Aim of the exercise —
Your task is to repeat the entries exactly. Leave the pictures out.

Stored items from a collection —
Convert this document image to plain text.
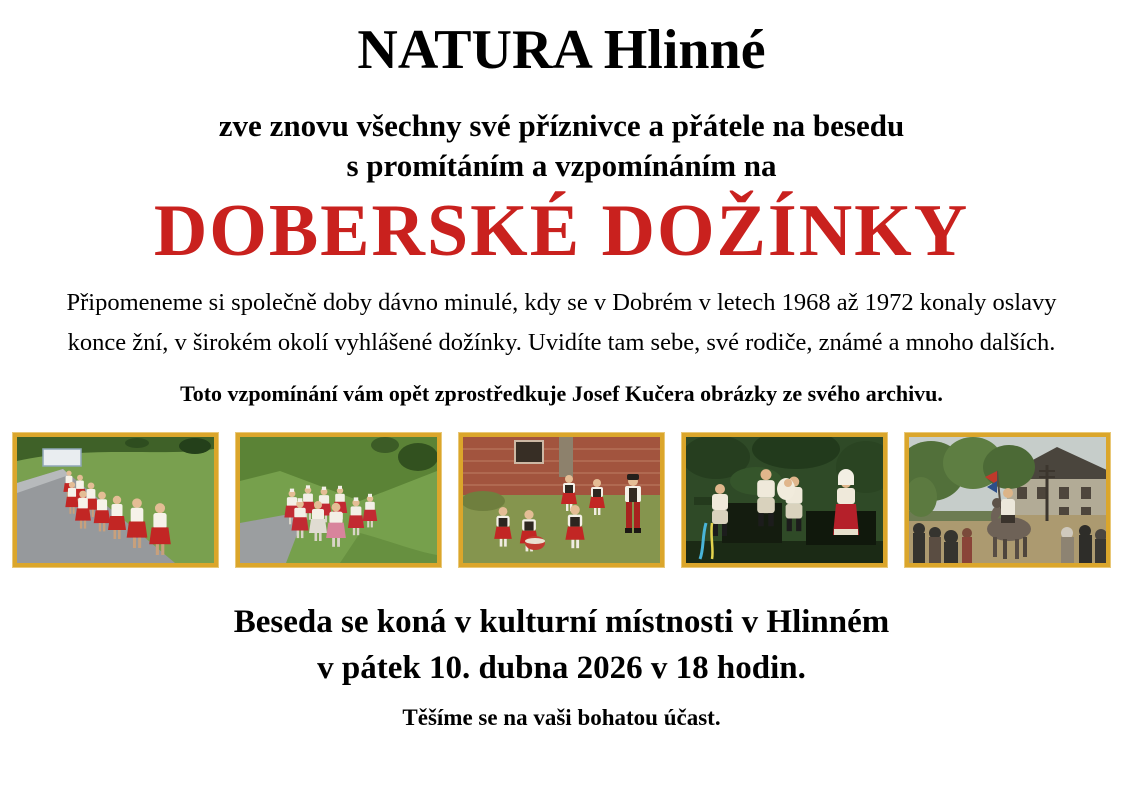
NATURA Hlinné
zve znovu všechny své příznivce a přátele na besedu
s promítáním a vzpomínáním na
DOBERSKÉ DOŽÍNKY
Připomeneme si společně doby dávno minulé, kdy se v Dobrém v letech 1968 až 1972 konaly oslavy
konce žní, v širokém okolí vyhlášené dožínky. Uvidíte tam sebe, své rodiče, známé a mnoho dalších.
Toto vzpomínání vám opět zprostředkuje Josef Kučera obrázky ze svého archivu.
Beseda se koná v kulturní místnosti v Hlinném
v pátek 10. dubna 2026 v 18 hodin.
Těšíme se na vaši bohatou účast.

Answer in full —
Convert this document image to plain text.
NATURA Hlinné
zve znovu všechny své příznivce a přátele na besedu
s promítáním a vzpomínáním na
DOBERSKÉ DOŽÍNKY
Připomeneme si společně doby dávno minulé, kdy se v Dobrém v letech 1968 až 1972 konaly oslavy
konce žní, v širokém okolí vyhlášené dožínky. Uvidíte tam sebe, své rodiče, známé a mnoho dalších.
Toto vzpomínání vám opět zprostředkuje Josef Kučera obrázky ze svého archivu.
Beseda se koná v kulturní místnosti v Hlinném
v pátek 10. dubna 2026 v 18 hodin.
Těšíme se na vaši bohatou účast.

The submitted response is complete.